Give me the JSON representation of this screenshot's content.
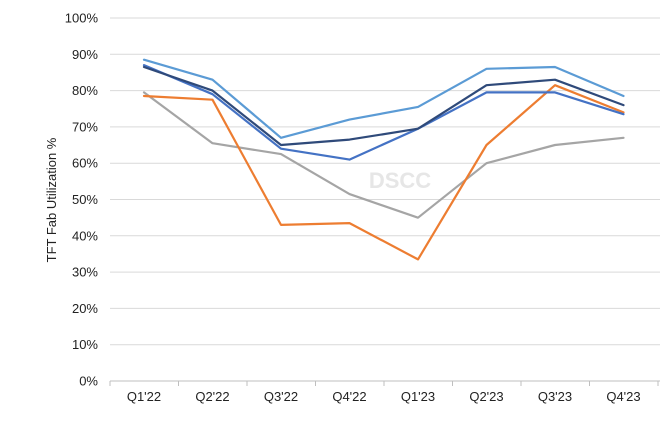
{
  "chart_data": {
    "type": "line",
    "ylabel": "TFT Fab Utilization %",
    "xlabel": "",
    "ylim": [
      0,
      100
    ],
    "yticks": [
      0,
      10,
      20,
      30,
      40,
      50,
      60,
      70,
      80,
      90,
      100
    ],
    "ytick_labels": [
      "0%",
      "10%",
      "20%",
      "30%",
      "40%",
      "50%",
      "60%",
      "70%",
      "80%",
      "90%",
      "100%"
    ],
    "categories": [
      "Q1'22",
      "Q2'22",
      "Q3'22",
      "Q4'22",
      "Q1'23",
      "Q2'23",
      "Q3'23",
      "Q4'23"
    ],
    "grid": true,
    "watermark": "DSCC",
    "series": [
      {
        "color": "#a5a5a5",
        "values": [
          79.5,
          65.5,
          62.5,
          51.5,
          45.0,
          60.0,
          65.0,
          67.0
        ]
      },
      {
        "color": "#ed7d31",
        "values": [
          78.5,
          77.5,
          43.0,
          43.5,
          33.5,
          65.0,
          81.5,
          74.0
        ]
      },
      {
        "color": "#5b9bd5",
        "values": [
          88.5,
          83.0,
          67.0,
          72.0,
          75.5,
          86.0,
          86.5,
          78.5
        ]
      },
      {
        "color": "#4472c4",
        "values": [
          87.0,
          79.0,
          64.0,
          61.0,
          69.5,
          79.5,
          79.5,
          73.5
        ]
      },
      {
        "color": "#2f4a7a",
        "values": [
          86.5,
          80.0,
          65.0,
          66.5,
          69.5,
          81.5,
          83.0,
          76.0
        ]
      }
    ]
  }
}
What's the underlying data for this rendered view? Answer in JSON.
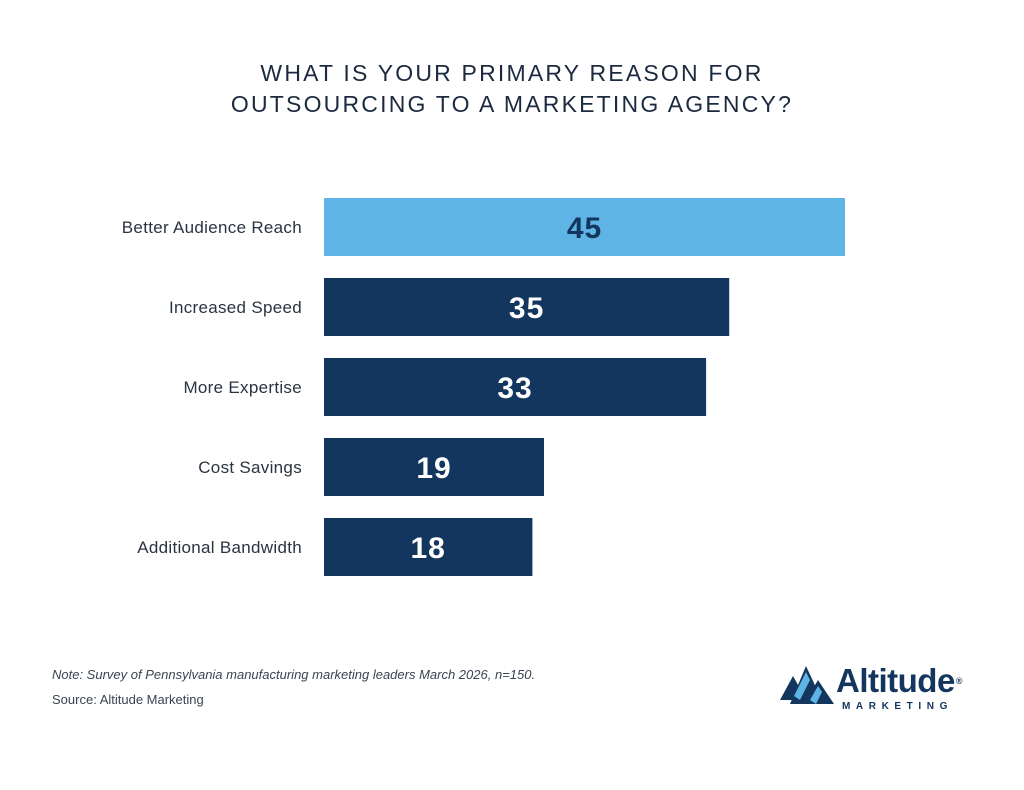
{
  "chart_data": {
    "type": "bar",
    "orientation": "horizontal",
    "title_lines": [
      "WHAT IS YOUR PRIMARY REASON FOR",
      "OUTSOURCING TO A MARKETING AGENCY?"
    ],
    "categories": [
      "Better Audience Reach",
      "Increased Speed",
      "More Expertise",
      "Cost Savings",
      "Additional Bandwidth"
    ],
    "values": [
      45,
      35,
      33,
      19,
      18
    ],
    "highlight_index": 0,
    "colors": {
      "highlight_bar": "#5fb4e6",
      "highlight_text": "#13365e",
      "bar": "#13365e",
      "bar_text": "#ffffff"
    },
    "xlim": [
      0,
      45
    ],
    "grid": false,
    "legend": false
  },
  "footer": {
    "note": "Note: Survey of Pennsylvania manufacturing marketing leaders March 2026, n=150.",
    "source": "Source: Altitude Marketing"
  },
  "logo": {
    "name": "Altitude",
    "registered": "®",
    "tagline": "MARKETING",
    "icon": "mountain-peaks-icon",
    "color": "#13365e",
    "accent": "#5fb4e6"
  }
}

- [Work to be completed]:
Return all of the data exactly as written, and drop the pictures.

- [Expected answer]:
Give me the JSON representation of this screenshot's content.
{
  "chart_data": {
    "type": "line",
    "ylabel": "TFT Fab Utilization %",
    "xlabel": "",
    "ylim": [
      0,
      100
    ],
    "yticks": [
      0,
      10,
      20,
      30,
      40,
      50,
      60,
      70,
      80,
      90,
      100
    ],
    "ytick_labels": [
      "0%",
      "10%",
      "20%",
      "30%",
      "40%",
      "50%",
      "60%",
      "70%",
      "80%",
      "90%",
      "100%"
    ],
    "categories": [
      "Q1'22",
      "Q2'22",
      "Q3'22",
      "Q4'22",
      "Q1'23",
      "Q2'23",
      "Q3'23",
      "Q4'23"
    ],
    "grid": true,
    "watermark": "DSCC",
    "series": [
      {
        "color": "#a5a5a5",
        "values": [
          79.5,
          65.5,
          62.5,
          51.5,
          45.0,
          60.0,
          65.0,
          67.0
        ]
      },
      {
        "color": "#ed7d31",
        "values": [
          78.5,
          77.5,
          43.0,
          43.5,
          33.5,
          65.0,
          81.5,
          74.0
        ]
      },
      {
        "color": "#5b9bd5",
        "values": [
          88.5,
          83.0,
          67.0,
          72.0,
          75.5,
          86.0,
          86.5,
          78.5
        ]
      },
      {
        "color": "#4472c4",
        "values": [
          87.0,
          79.0,
          64.0,
          61.0,
          69.5,
          79.5,
          79.5,
          73.5
        ]
      },
      {
        "color": "#2f4a7a",
        "values": [
          86.5,
          80.0,
          65.0,
          66.5,
          69.5,
          81.5,
          83.0,
          76.0
        ]
      }
    ]
  }
}
What's the underlying data for this rendered view? Answer in JSON.
{
  "chart_data": {
    "type": "bar",
    "orientation": "horizontal",
    "title_lines": [
      "WHAT IS YOUR PRIMARY REASON FOR",
      "OUTSOURCING TO A MARKETING AGENCY?"
    ],
    "categories": [
      "Better Audience Reach",
      "Increased Speed",
      "More Expertise",
      "Cost Savings",
      "Additional Bandwidth"
    ],
    "values": [
      45,
      35,
      33,
      19,
      18
    ],
    "highlight_index": 0,
    "colors": {
      "highlight_bar": "#5fb4e6",
      "highlight_text": "#13365e",
      "bar": "#13365e",
      "bar_text": "#ffffff"
    },
    "xlim": [
      0,
      45
    ],
    "grid": false,
    "legend": false
  },
  "footer": {
    "note": "Note: Survey of Pennsylvania manufacturing marketing leaders March 2026, n=150.",
    "source": "Source: Altitude Marketing"
  },
  "logo": {
    "name": "Altitude",
    "registered": "®",
    "tagline": "MARKETING",
    "icon": "mountain-peaks-icon",
    "color": "#13365e",
    "accent": "#5fb4e6"
  }
}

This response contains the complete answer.